TASK REQUIREMENTS: Filter the lines below, copying only those with the string "selected".

Dataset records
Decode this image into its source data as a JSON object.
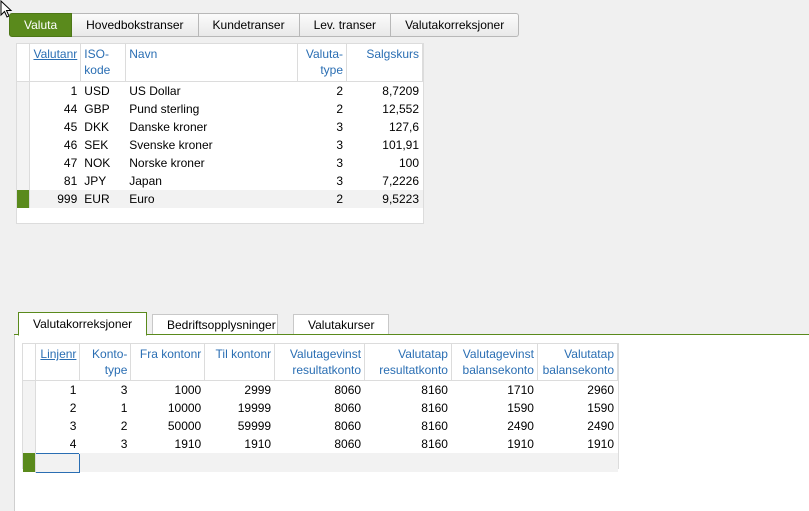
{
  "top_tabs": [
    "Valuta",
    "Hovedbokstranser",
    "Kundetranser",
    "Lev. transer",
    "Valutakorreksjoner"
  ],
  "currency_grid": {
    "headers": {
      "valutanr": "Valutanr",
      "iso_1": "ISO-",
      "iso_2": "kode",
      "navn": "Navn",
      "type_1": "Valuta-",
      "type_2": "type",
      "salgskurs": "Salgskurs"
    },
    "rows": [
      {
        "nr": "1",
        "iso": "USD",
        "navn": "US Dollar",
        "type": "2",
        "kurs": "8,7209"
      },
      {
        "nr": "44",
        "iso": "GBP",
        "navn": "Pund sterling",
        "type": "2",
        "kurs": "12,552"
      },
      {
        "nr": "45",
        "iso": "DKK",
        "navn": "Danske kroner",
        "type": "3",
        "kurs": "127,6"
      },
      {
        "nr": "46",
        "iso": "SEK",
        "navn": "Svenske kroner",
        "type": "3",
        "kurs": "101,91"
      },
      {
        "nr": "47",
        "iso": "NOK",
        "navn": "Norske kroner",
        "type": "3",
        "kurs": "100"
      },
      {
        "nr": "81",
        "iso": "JPY",
        "navn": "Japan",
        "type": "3",
        "kurs": "7,2226"
      },
      {
        "nr": "999",
        "iso": "EUR",
        "navn": "Euro",
        "type": "2",
        "kurs": "9,5223"
      }
    ]
  },
  "lower_tabs": [
    "Valutakorreksjoner",
    "Bedriftsopplysninger",
    "Valutakurser"
  ],
  "correction_grid": {
    "headers": {
      "linjenr": "Linjenr",
      "konto_1": "Konto-",
      "konto_2": "type",
      "fra": "Fra kontonr",
      "til": "Til kontonr",
      "vg_res_1": "Valutagevinst",
      "vg_res_2": "resultatkonto",
      "vt_res_1": "Valutatap",
      "vt_res_2": "resultatkonto",
      "vg_bal_1": "Valutagevinst",
      "vg_bal_2": "balansekonto",
      "vt_bal_1": "Valutatap",
      "vt_bal_2": "balansekonto"
    },
    "rows": [
      {
        "linje": "1",
        "type": "3",
        "fra": "1000",
        "til": "2999",
        "vgr": "8060",
        "vtr": "8160",
        "vgb": "1710",
        "vtb": "2960"
      },
      {
        "linje": "2",
        "type": "1",
        "fra": "10000",
        "til": "19999",
        "vgr": "8060",
        "vtr": "8160",
        "vgb": "1590",
        "vtb": "1590"
      },
      {
        "linje": "3",
        "type": "2",
        "fra": "50000",
        "til": "59999",
        "vgr": "8060",
        "vtr": "8160",
        "vgb": "2490",
        "vtb": "2490"
      },
      {
        "linje": "4",
        "type": "3",
        "fra": "1910",
        "til": "1910",
        "vgr": "8060",
        "vtr": "8160",
        "vgb": "1910",
        "vtb": "1910"
      }
    ]
  },
  "colors": {
    "accent": "#5a8a1c",
    "header_text": "#2a6eb3"
  },
  "icons": {
    "cursor": "mouse-pointer-icon"
  }
}
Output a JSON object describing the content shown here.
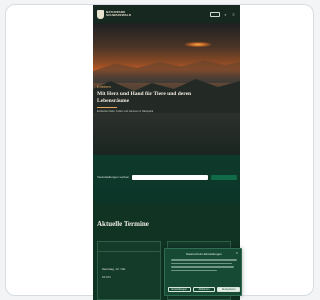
{
  "header": {
    "logo_line1": "NATURPARK",
    "logo_line2": "SCHWARZWALD",
    "action_button": "",
    "icons": [
      "search-icon",
      "menu-icon"
    ]
  },
  "hero": {
    "eyebrow": "Erleben",
    "title": "Mit Herz und Hand für Tiere und deren Lebensräume",
    "subtitle": "Entdecke Natur, Kultur und Genuss im Naturpark"
  },
  "search": {
    "label": "Veranstaltungen suchen",
    "placeholder": "",
    "button": ""
  },
  "events": {
    "title": "Aktuelle Termine",
    "cards": [
      {
        "head": "",
        "date": "Samstag, 12. Okt.",
        "time": "10 Uhr"
      },
      {
        "head": "",
        "date": "",
        "time": ""
      }
    ]
  },
  "cookie": {
    "title": "Datenschutz-Einstellungen",
    "buttons": [
      "Einstellungen",
      "Ablehnen",
      "Akzeptieren"
    ]
  },
  "colors": {
    "page_bg": "#0f2a1f",
    "accent": "#e4a65e",
    "cookie_bg": "#164a35"
  }
}
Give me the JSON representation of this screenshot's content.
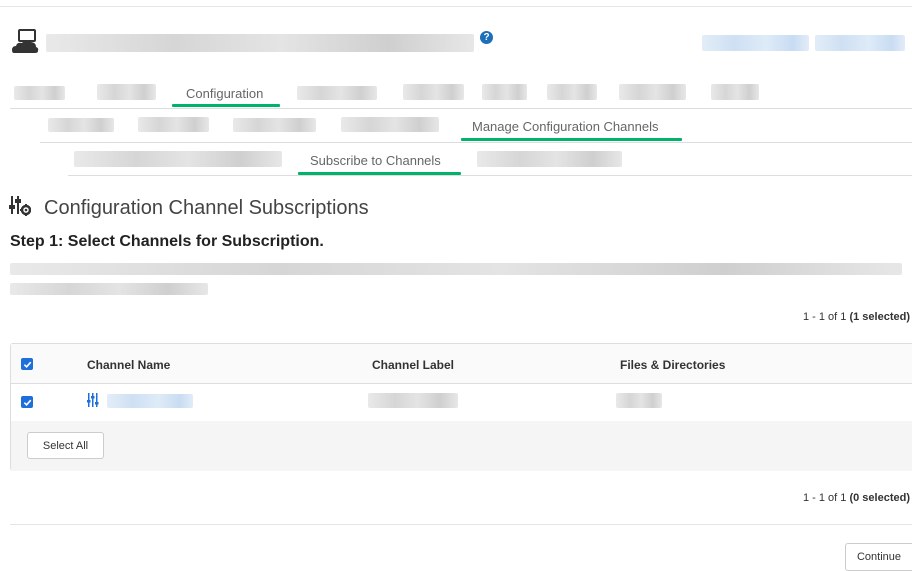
{
  "icons": {
    "system": "system-computer-icon",
    "help": "help-icon",
    "config_channel": "config-channel-icon",
    "checkbox": "checkbox-checked-icon"
  },
  "colors": {
    "accent_underline": "#00b36b",
    "checkbox": "#1e6fd9",
    "help_icon": "#1c6fb8",
    "channel_icon": "#1e6fd9"
  },
  "header": {
    "help_glyph": "?"
  },
  "nav": {
    "primary_active": "Configuration",
    "secondary_active": "Manage Configuration Channels",
    "tertiary_active": "Subscribe to Channels"
  },
  "page": {
    "title": "Configuration Channel Subscriptions",
    "step_title": "Step 1: Select Channels for Subscription."
  },
  "pagination_top": {
    "range": "1 - 1 of 1",
    "selected": "(1 selected)"
  },
  "table": {
    "columns": [
      "Channel Name",
      "Channel Label",
      "Files & Directories"
    ],
    "rows": [
      {
        "checked": true
      }
    ],
    "header_checked": true,
    "select_all_label": "Select All"
  },
  "pagination_bottom": {
    "range": "1 - 1 of 1",
    "selected": "(0 selected)"
  },
  "actions": {
    "continue_label": "Continue"
  }
}
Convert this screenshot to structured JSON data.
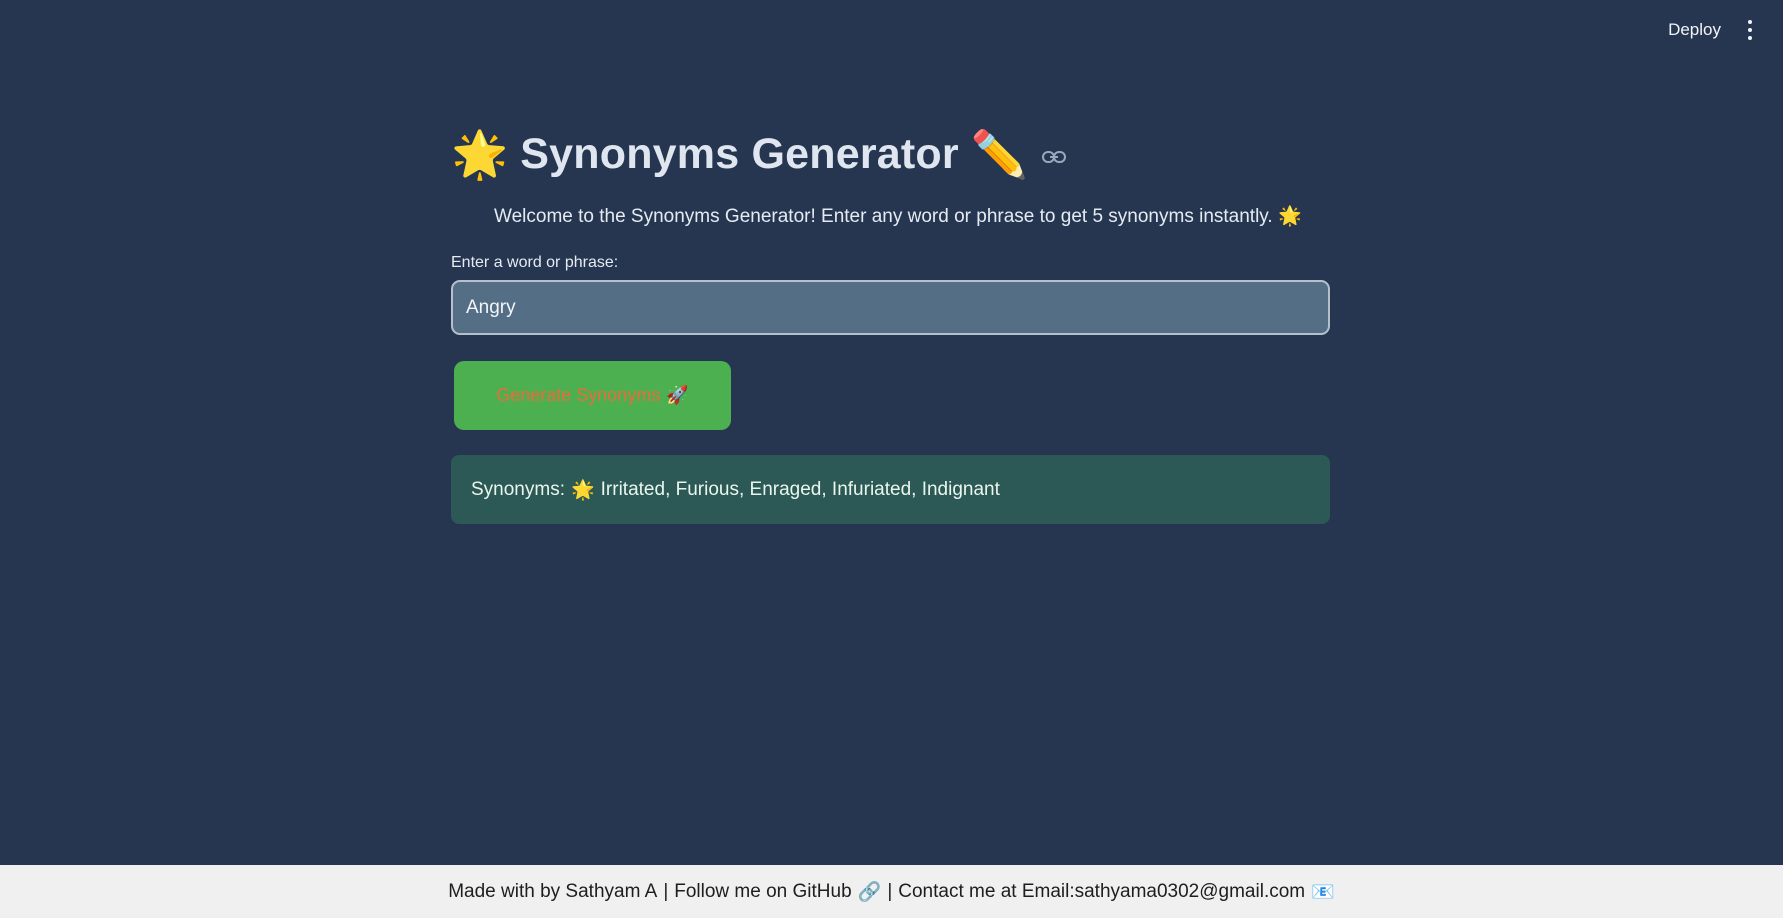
{
  "topbar": {
    "deploy_label": "Deploy",
    "menu_icon": "kebab-menu-icon"
  },
  "header": {
    "star_emoji": "🌟",
    "title": "Synonyms Generator",
    "pencil_emoji": "✏️",
    "link_icon": "link-icon"
  },
  "intro": {
    "text": "Welcome to the Synonyms Generator! Enter any word or phrase to get 5 synonyms instantly.",
    "emoji": "🌟"
  },
  "input": {
    "label": "Enter a word or phrase:",
    "value": "Angry"
  },
  "button": {
    "label": "Generate Synonyms",
    "emoji": "🚀"
  },
  "result": {
    "prefix": "Synonyms:",
    "emoji": "🌟",
    "text": "Irritated, Furious, Enraged, Infuriated, Indignant"
  },
  "footer": {
    "made_by": "Made with by Sathyam A",
    "github": "Follow me on GitHub",
    "github_emoji": "🔗",
    "contact": "Contact me at Email:sathyama0302@gmail.com",
    "email_emoji": "📧",
    "separator": "|"
  },
  "colors": {
    "background": "#263650",
    "button_bg": "#4cb050",
    "button_text": "#ec6b3c",
    "result_bg": "#2c5856",
    "input_bg": "#546e86",
    "footer_bg": "#f0f0f0"
  }
}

TASK SOLUTION:
    "selected": "(1 selected)"
    "selected": "(0 selected)"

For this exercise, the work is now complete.